▶ **What is asked**
Reproduce every line of the listing, substituting "point-marker" for "data-point" wherever it appears and leaving everything else unchanged. Omit the pictures.

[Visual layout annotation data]
# # # # #
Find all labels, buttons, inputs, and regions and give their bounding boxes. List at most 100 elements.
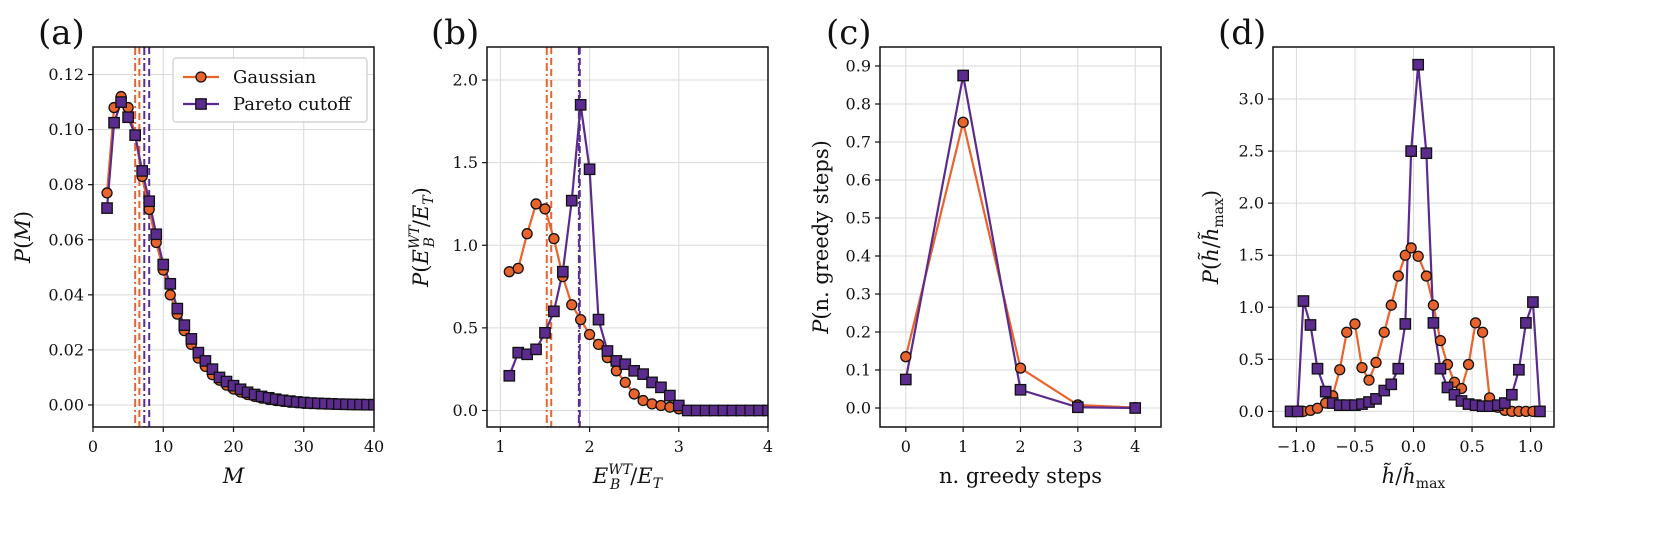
data-point	[619, 358, 632, 371]
y-tick-label: 0.9	[846, 57, 871, 76]
series-line	[508, 104, 768, 412]
y-tick-label: 0.08	[48, 175, 84, 194]
data-point	[1385, 378, 1398, 391]
y-tick-label: 0.6	[846, 171, 871, 190]
y-tick-label: 0.7	[846, 133, 871, 152]
data-point	[185, 333, 198, 345]
data-point	[1476, 326, 1489, 338]
x-axis-label: h̃/h̃max	[1382, 463, 1446, 492]
y-tick-label: 0.0	[453, 401, 478, 420]
y-tick-label: 1.5	[1239, 246, 1264, 265]
data-point	[628, 388, 640, 400]
data-point	[164, 289, 176, 301]
data-point	[1378, 384, 1391, 397]
panel-label: (d)	[1218, 13, 1266, 53]
data-point	[1319, 385, 1332, 398]
plot-area	[101, 90, 374, 411]
data-point	[122, 111, 134, 124]
legend-gaussian-label: Gaussian	[233, 67, 317, 88]
data-point	[1291, 405, 1304, 418]
y-axis-label: P(EWTB/ET)	[407, 187, 438, 288]
data-point	[1420, 147, 1433, 160]
panel-b: 1 2 3 4 0.0 0.5 1.0 1.5 2.0 (b) EWT B/ET P(EWTB/ET)	[407, 13, 773, 493]
data-point	[1356, 362, 1368, 374]
panel-label: (a)	[38, 13, 85, 53]
data-point	[150, 228, 163, 241]
data-point	[899, 373, 912, 386]
data-point	[530, 198, 542, 210]
data-point	[164, 277, 177, 290]
y-tick-label: 0.2	[846, 323, 871, 342]
data-point	[1434, 362, 1447, 375]
plot-area	[899, 69, 1142, 414]
y-tick-label: 0.4	[846, 247, 871, 266]
x-tick-label: 1	[495, 437, 505, 456]
y-axis-label: P(n. greedy steps)	[809, 140, 833, 335]
data-point	[1448, 388, 1461, 401]
data-point	[957, 116, 969, 128]
y-tick-label: 0.0	[1239, 402, 1264, 421]
data-point	[178, 319, 191, 331]
y-axis-label: P(h̃/h̃max)	[1198, 190, 1227, 285]
data-point	[574, 98, 587, 111]
x-tick-label: 0	[901, 437, 911, 456]
x-tick-label: 10	[153, 437, 173, 456]
x-tick-label: 2	[1015, 437, 1025, 456]
y-tick-label: 0.06	[48, 230, 84, 249]
x-tick-label: 30	[294, 437, 314, 456]
data-point	[1341, 326, 1353, 338]
data-point	[583, 163, 596, 176]
data-point	[1527, 296, 1539, 308]
data-point	[1399, 249, 1411, 261]
x-tick-label: 3	[1073, 437, 1083, 456]
data-point	[664, 389, 676, 402]
x-axis-label: EWT B/ET	[592, 462, 664, 493]
data-point	[101, 187, 113, 199]
data-point	[1370, 356, 1382, 369]
data-point	[592, 313, 605, 326]
plot-area	[1284, 58, 1546, 418]
data-point	[1334, 364, 1346, 376]
y-tick-label: 0.8	[846, 95, 871, 114]
y-tick-label: 3.0	[1239, 90, 1264, 109]
y-tick-label: 1.0	[453, 236, 478, 255]
x-tick-label: 0.5	[1459, 437, 1484, 456]
data-point	[206, 363, 219, 376]
panel-label: (b)	[431, 13, 479, 53]
data-point	[1498, 397, 1511, 409]
x-tick-label: 40	[364, 437, 384, 456]
data-point	[1392, 362, 1405, 375]
y-tick-label: 0.10	[48, 120, 84, 139]
data-point	[1304, 319, 1317, 331]
data-point	[556, 265, 569, 278]
data-point	[1349, 318, 1361, 330]
panel-label: (c)	[826, 13, 872, 53]
data-point	[192, 346, 205, 359]
x-tick-label: 4	[1130, 437, 1140, 456]
x-tick-label: 1	[958, 437, 968, 456]
y-tick-label: 0.02	[48, 340, 84, 359]
y-tick-label: 2.5	[1239, 142, 1264, 161]
y-tick-label: 0.5	[1239, 350, 1264, 369]
data-point	[1534, 405, 1546, 418]
data-point	[592, 338, 605, 351]
data-point	[108, 116, 120, 129]
series-line	[105, 94, 374, 406]
x-axis-label: n. greedy steps	[939, 464, 1102, 488]
x-tick-label: 4	[763, 437, 773, 456]
data-point	[1370, 393, 1382, 405]
data-point	[171, 302, 184, 315]
data-point	[157, 258, 170, 271]
y-tick-label: 1.5	[453, 153, 478, 172]
data-point	[1071, 401, 1084, 414]
panel-d: −1.0 −0.5 0.0 0.5 1.0 0.0 0.5 1.0 1.5 2.0 2.5 3.0 (d…	[1198, 13, 1555, 492]
y-axis-label: P(M)	[11, 211, 35, 264]
data-point	[1427, 299, 1440, 311]
y-tick-label: 0.0	[846, 399, 871, 418]
data-point	[1405, 145, 1418, 157]
data-point	[539, 326, 551, 339]
data-point	[1363, 374, 1375, 386]
data-point	[1311, 402, 1324, 414]
data-point	[1434, 334, 1447, 347]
# # # # #
▶ **Result**
Find all labels, buttons, inputs, and regions and give their bounding boxes. List at most 100 elements.
point-marker	[619, 358, 632, 371]
y-tick-label: 0.9	[846, 57, 871, 76]
series-line	[508, 104, 768, 412]
y-tick-label: 0.08	[48, 175, 84, 194]
point-marker	[1385, 378, 1398, 391]
y-tick-label: 0.6	[846, 171, 871, 190]
y-tick-label: 0.7	[846, 133, 871, 152]
point-marker	[185, 333, 198, 345]
point-marker	[1476, 326, 1489, 338]
x-axis-label: h̃/h̃max	[1382, 463, 1446, 492]
y-tick-label: 0.0	[453, 401, 478, 420]
y-tick-label: 1.5	[1239, 246, 1264, 265]
point-marker	[628, 388, 640, 400]
point-marker	[164, 289, 176, 301]
point-marker	[1378, 384, 1391, 397]
panel-label: (d)	[1218, 13, 1266, 53]
point-marker	[1319, 385, 1332, 398]
plot-area	[101, 90, 374, 411]
point-marker	[122, 111, 134, 124]
legend-gaussian-label: Gaussian	[233, 67, 317, 88]
point-marker	[1291, 405, 1304, 418]
y-axis-label: P(EWTB/ET)	[407, 187, 438, 288]
point-marker	[1420, 147, 1433, 160]
panel-b: 1 2 3 4 0.0 0.5 1.0 1.5 2.0 (b) EWT B/ET P(EWTB/ET)	[407, 13, 773, 493]
point-marker	[1356, 362, 1368, 374]
panel-label: (a)	[38, 13, 85, 53]
point-marker	[150, 228, 163, 241]
point-marker	[899, 373, 912, 386]
point-marker	[530, 198, 542, 210]
point-marker	[164, 277, 177, 290]
y-tick-label: 0.2	[846, 323, 871, 342]
point-marker	[1434, 362, 1447, 375]
plot-area	[899, 69, 1142, 414]
y-tick-label: 0.4	[846, 247, 871, 266]
x-tick-label: 1	[495, 437, 505, 456]
y-axis-label: P(n. greedy steps)	[809, 140, 833, 335]
point-marker	[1448, 388, 1461, 401]
point-marker	[957, 116, 969, 128]
y-tick-label: 0.0	[1239, 402, 1264, 421]
point-marker	[178, 319, 191, 331]
y-axis-label: P(h̃/h̃max)	[1198, 190, 1227, 285]
point-marker	[574, 98, 587, 111]
x-tick-label: 0	[901, 437, 911, 456]
x-tick-label: 10	[153, 437, 173, 456]
x-tick-label: 2	[1015, 437, 1025, 456]
y-tick-label: 0.06	[48, 230, 84, 249]
x-tick-label: 30	[294, 437, 314, 456]
point-marker	[1341, 326, 1353, 338]
point-marker	[583, 163, 596, 176]
point-marker	[1527, 296, 1539, 308]
point-marker	[1399, 249, 1411, 261]
x-tick-label: 3	[1073, 437, 1083, 456]
point-marker	[664, 389, 676, 402]
x-axis-label: EWT B/ET	[592, 462, 664, 493]
point-marker	[101, 187, 113, 199]
point-marker	[1370, 356, 1382, 369]
point-marker	[592, 313, 605, 326]
plot-area	[1284, 58, 1546, 418]
point-marker	[1334, 364, 1346, 376]
y-tick-label: 0.8	[846, 95, 871, 114]
y-tick-label: 3.0	[1239, 90, 1264, 109]
y-tick-label: 1.0	[453, 236, 478, 255]
x-tick-label: 0.5	[1459, 437, 1484, 456]
point-marker	[206, 363, 219, 376]
panel-label: (b)	[431, 13, 479, 53]
point-marker	[1498, 397, 1511, 409]
x-tick-label: 40	[364, 437, 384, 456]
point-marker	[1392, 362, 1405, 375]
y-tick-label: 0.10	[48, 120, 84, 139]
point-marker	[1304, 319, 1317, 331]
point-marker	[556, 265, 569, 278]
point-marker	[1349, 318, 1361, 330]
panel-label: (c)	[826, 13, 872, 53]
point-marker	[192, 346, 205, 359]
x-tick-label: 4	[1130, 437, 1140, 456]
x-tick-label: 1	[958, 437, 968, 456]
y-tick-label: 0.02	[48, 340, 84, 359]
y-tick-label: 2.5	[1239, 142, 1264, 161]
y-tick-label: 0.5	[1239, 350, 1264, 369]
point-marker	[1534, 405, 1546, 418]
point-marker	[592, 338, 605, 351]
point-marker	[108, 116, 120, 129]
series-line	[105, 94, 374, 406]
x-axis-label: n. greedy steps	[939, 464, 1102, 488]
x-tick-label: 4	[763, 437, 773, 456]
point-marker	[1370, 393, 1382, 405]
point-marker	[171, 302, 184, 315]
point-marker	[157, 258, 170, 271]
y-tick-label: 1.5	[453, 153, 478, 172]
point-marker	[1071, 401, 1084, 414]
panel-d: −1.0 −0.5 0.0 0.5 1.0 0.0 0.5 1.0 1.5 2.0 2.5 3.0 (d…	[1198, 13, 1555, 492]
y-axis-label: P(M)	[11, 211, 35, 264]
point-marker	[1427, 299, 1440, 311]
y-tick-label: 0.0	[846, 399, 871, 418]
point-marker	[1405, 145, 1418, 157]
point-marker	[539, 326, 551, 339]
point-marker	[1363, 374, 1375, 386]
point-marker	[1311, 402, 1324, 414]
point-marker	[1434, 334, 1447, 347]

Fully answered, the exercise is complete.